## The exercise
Your task is to reproduce the material exactly.

━━━━━ Record list ━━━━━

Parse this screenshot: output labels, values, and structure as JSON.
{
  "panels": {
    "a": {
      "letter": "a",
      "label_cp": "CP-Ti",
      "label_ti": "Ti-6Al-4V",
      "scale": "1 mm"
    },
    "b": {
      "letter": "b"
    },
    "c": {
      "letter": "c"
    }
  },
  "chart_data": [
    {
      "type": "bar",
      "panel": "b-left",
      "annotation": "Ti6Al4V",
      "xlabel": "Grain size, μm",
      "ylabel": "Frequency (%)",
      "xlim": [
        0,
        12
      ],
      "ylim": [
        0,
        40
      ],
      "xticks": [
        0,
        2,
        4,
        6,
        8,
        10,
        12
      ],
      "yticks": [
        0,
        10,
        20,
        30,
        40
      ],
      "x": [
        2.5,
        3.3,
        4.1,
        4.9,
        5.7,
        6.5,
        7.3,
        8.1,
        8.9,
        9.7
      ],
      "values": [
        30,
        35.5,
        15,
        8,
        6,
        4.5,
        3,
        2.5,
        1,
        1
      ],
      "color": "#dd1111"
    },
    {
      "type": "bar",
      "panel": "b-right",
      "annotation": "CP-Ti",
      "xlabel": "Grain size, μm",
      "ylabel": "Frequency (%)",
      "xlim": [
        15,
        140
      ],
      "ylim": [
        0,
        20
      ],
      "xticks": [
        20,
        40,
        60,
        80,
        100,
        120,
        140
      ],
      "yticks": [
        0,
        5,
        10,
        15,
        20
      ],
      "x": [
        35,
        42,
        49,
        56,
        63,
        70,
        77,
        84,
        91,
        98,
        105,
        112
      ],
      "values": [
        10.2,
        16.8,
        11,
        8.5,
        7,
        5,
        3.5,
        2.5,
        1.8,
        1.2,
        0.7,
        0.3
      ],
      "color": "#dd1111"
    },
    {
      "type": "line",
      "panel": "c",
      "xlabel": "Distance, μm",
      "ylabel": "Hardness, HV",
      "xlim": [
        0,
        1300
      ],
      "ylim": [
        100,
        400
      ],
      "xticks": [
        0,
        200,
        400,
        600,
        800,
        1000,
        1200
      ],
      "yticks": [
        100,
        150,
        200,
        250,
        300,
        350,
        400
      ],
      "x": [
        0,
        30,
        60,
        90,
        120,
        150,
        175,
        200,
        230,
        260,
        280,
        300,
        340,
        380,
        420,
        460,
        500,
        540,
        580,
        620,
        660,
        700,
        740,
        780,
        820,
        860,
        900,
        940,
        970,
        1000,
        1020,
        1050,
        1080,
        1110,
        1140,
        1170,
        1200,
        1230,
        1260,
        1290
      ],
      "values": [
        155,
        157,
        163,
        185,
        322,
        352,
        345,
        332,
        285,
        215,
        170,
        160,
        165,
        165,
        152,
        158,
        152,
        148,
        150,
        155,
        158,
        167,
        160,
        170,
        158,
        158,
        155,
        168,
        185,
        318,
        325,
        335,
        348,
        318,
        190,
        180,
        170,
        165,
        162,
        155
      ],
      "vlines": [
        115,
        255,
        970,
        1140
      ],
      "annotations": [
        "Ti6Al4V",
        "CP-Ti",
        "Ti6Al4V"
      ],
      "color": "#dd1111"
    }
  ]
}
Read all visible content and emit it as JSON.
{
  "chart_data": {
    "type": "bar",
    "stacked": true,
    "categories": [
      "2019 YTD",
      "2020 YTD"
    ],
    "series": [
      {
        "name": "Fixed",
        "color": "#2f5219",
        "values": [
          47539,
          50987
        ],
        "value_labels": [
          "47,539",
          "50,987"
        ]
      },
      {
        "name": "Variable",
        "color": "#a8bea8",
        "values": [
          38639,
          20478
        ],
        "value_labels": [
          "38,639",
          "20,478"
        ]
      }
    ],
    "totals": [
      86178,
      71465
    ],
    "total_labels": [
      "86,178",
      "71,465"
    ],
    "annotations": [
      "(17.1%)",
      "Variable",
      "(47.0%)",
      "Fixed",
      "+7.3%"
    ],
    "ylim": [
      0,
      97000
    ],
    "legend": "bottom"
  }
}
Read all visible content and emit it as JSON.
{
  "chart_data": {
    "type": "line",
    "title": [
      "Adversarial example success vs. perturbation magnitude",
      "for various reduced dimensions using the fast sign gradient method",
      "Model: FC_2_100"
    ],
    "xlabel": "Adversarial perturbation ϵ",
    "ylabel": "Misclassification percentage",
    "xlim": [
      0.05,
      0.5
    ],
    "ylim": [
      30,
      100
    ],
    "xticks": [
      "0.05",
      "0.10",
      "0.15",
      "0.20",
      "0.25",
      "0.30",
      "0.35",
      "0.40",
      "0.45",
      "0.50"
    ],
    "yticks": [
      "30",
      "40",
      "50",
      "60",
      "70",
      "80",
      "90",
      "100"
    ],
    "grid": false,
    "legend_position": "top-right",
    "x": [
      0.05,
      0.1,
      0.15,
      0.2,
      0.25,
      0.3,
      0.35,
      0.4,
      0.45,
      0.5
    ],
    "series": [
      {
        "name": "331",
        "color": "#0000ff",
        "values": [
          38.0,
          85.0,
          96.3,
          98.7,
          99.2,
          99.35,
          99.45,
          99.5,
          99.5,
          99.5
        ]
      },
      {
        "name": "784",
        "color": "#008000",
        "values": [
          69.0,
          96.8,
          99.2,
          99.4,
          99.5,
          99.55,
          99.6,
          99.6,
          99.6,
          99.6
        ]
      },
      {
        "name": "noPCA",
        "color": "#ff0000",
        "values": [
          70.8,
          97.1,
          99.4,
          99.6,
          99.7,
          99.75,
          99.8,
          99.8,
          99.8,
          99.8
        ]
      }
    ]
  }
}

━━━━━

## Complete output
Parse this screenshot: output labels, values, and structure as JSON.
{
  "panels": {
    "a": {
      "letter": "a",
      "label_cp": "CP-Ti",
      "label_ti": "Ti-6Al-4V",
      "scale": "1 mm"
    },
    "b": {
      "letter": "b"
    },
    "c": {
      "letter": "c"
    }
  },
  "chart_data": [
    {
      "type": "bar",
      "panel": "b-left",
      "annotation": "Ti6Al4V",
      "xlabel": "Grain size, μm",
      "ylabel": "Frequency (%)",
      "xlim": [
        0,
        12
      ],
      "ylim": [
        0,
        40
      ],
      "xticks": [
        0,
        2,
        4,
        6,
        8,
        10,
        12
      ],
      "yticks": [
        0,
        10,
        20,
        30,
        40
      ],
      "x": [
        2.5,
        3.3,
        4.1,
        4.9,
        5.7,
        6.5,
        7.3,
        8.1,
        8.9,
        9.7
      ],
      "values": [
        30,
        35.5,
        15,
        8,
        6,
        4.5,
        3,
        2.5,
        1,
        1
      ],
      "color": "#dd1111"
    },
    {
      "type": "bar",
      "panel": "b-right",
      "annotation": "CP-Ti",
      "xlabel": "Grain size, μm",
      "ylabel": "Frequency (%)",
      "xlim": [
        15,
        140
      ],
      "ylim": [
        0,
        20
      ],
      "xticks": [
        20,
        40,
        60,
        80,
        100,
        120,
        140
      ],
      "yticks": [
        0,
        5,
        10,
        15,
        20
      ],
      "x": [
        35,
        42,
        49,
        56,
        63,
        70,
        77,
        84,
        91,
        98,
        105,
        112
      ],
      "values": [
        10.2,
        16.8,
        11,
        8.5,
        7,
        5,
        3.5,
        2.5,
        1.8,
        1.2,
        0.7,
        0.3
      ],
      "color": "#dd1111"
    },
    {
      "type": "line",
      "panel": "c",
      "xlabel": "Distance, μm",
      "ylabel": "Hardness, HV",
      "xlim": [
        0,
        1300
      ],
      "ylim": [
        100,
        400
      ],
      "xticks": [
        0,
        200,
        400,
        600,
        800,
        1000,
        1200
      ],
      "yticks": [
        100,
        150,
        200,
        250,
        300,
        350,
        400
      ],
      "x": [
        0,
        30,
        60,
        90,
        120,
        150,
        175,
        200,
        230,
        260,
        280,
        300,
        340,
        380,
        420,
        460,
        500,
        540,
        580,
        620,
        660,
        700,
        740,
        780,
        820,
        860,
        900,
        940,
        970,
        1000,
        1020,
        1050,
        1080,
        1110,
        1140,
        1170,
        1200,
        1230,
        1260,
        1290
      ],
      "values": [
        155,
        157,
        163,
        185,
        322,
        352,
        345,
        332,
        285,
        215,
        170,
        160,
        165,
        165,
        152,
        158,
        152,
        148,
        150,
        155,
        158,
        167,
        160,
        170,
        158,
        158,
        155,
        168,
        185,
        318,
        325,
        335,
        348,
        318,
        190,
        180,
        170,
        165,
        162,
        155
      ],
      "vlines": [
        115,
        255,
        970,
        1140
      ],
      "annotations": [
        "Ti6Al4V",
        "CP-Ti",
        "Ti6Al4V"
      ],
      "color": "#dd1111"
    }
  ]
}
Read all visible content and emit it as JSON.
{
  "chart_data": {
    "type": "bar",
    "stacked": true,
    "categories": [
      "2019 YTD",
      "2020 YTD"
    ],
    "series": [
      {
        "name": "Fixed",
        "color": "#2f5219",
        "values": [
          47539,
          50987
        ],
        "value_labels": [
          "47,539",
          "50,987"
        ]
      },
      {
        "name": "Variable",
        "color": "#a8bea8",
        "values": [
          38639,
          20478
        ],
        "value_labels": [
          "38,639",
          "20,478"
        ]
      }
    ],
    "totals": [
      86178,
      71465
    ],
    "total_labels": [
      "86,178",
      "71,465"
    ],
    "annotations": [
      "(17.1%)",
      "Variable",
      "(47.0%)",
      "Fixed",
      "+7.3%"
    ],
    "ylim": [
      0,
      97000
    ],
    "legend": "bottom"
  }
}
Read all visible content and emit it as JSON.
{
  "chart_data": {
    "type": "line",
    "title": [
      "Adversarial example success vs. perturbation magnitude",
      "for various reduced dimensions using the fast sign gradient method",
      "Model: FC_2_100"
    ],
    "xlabel": "Adversarial perturbation ϵ",
    "ylabel": "Misclassification percentage",
    "xlim": [
      0.05,
      0.5
    ],
    "ylim": [
      30,
      100
    ],
    "xticks": [
      "0.05",
      "0.10",
      "0.15",
      "0.20",
      "0.25",
      "0.30",
      "0.35",
      "0.40",
      "0.45",
      "0.50"
    ],
    "yticks": [
      "30",
      "40",
      "50",
      "60",
      "70",
      "80",
      "90",
      "100"
    ],
    "grid": false,
    "legend_position": "top-right",
    "x": [
      0.05,
      0.1,
      0.15,
      0.2,
      0.25,
      0.3,
      0.35,
      0.4,
      0.45,
      0.5
    ],
    "series": [
      {
        "name": "331",
        "color": "#0000ff",
        "values": [
          38.0,
          85.0,
          96.3,
          98.7,
          99.2,
          99.35,
          99.45,
          99.5,
          99.5,
          99.5
        ]
      },
      {
        "name": "784",
        "color": "#008000",
        "values": [
          69.0,
          96.8,
          99.2,
          99.4,
          99.5,
          99.55,
          99.6,
          99.6,
          99.6,
          99.6
        ]
      },
      {
        "name": "noPCA",
        "color": "#ff0000",
        "values": [
          70.8,
          97.1,
          99.4,
          99.6,
          99.7,
          99.75,
          99.8,
          99.8,
          99.8,
          99.8
        ]
      }
    ]
  }
}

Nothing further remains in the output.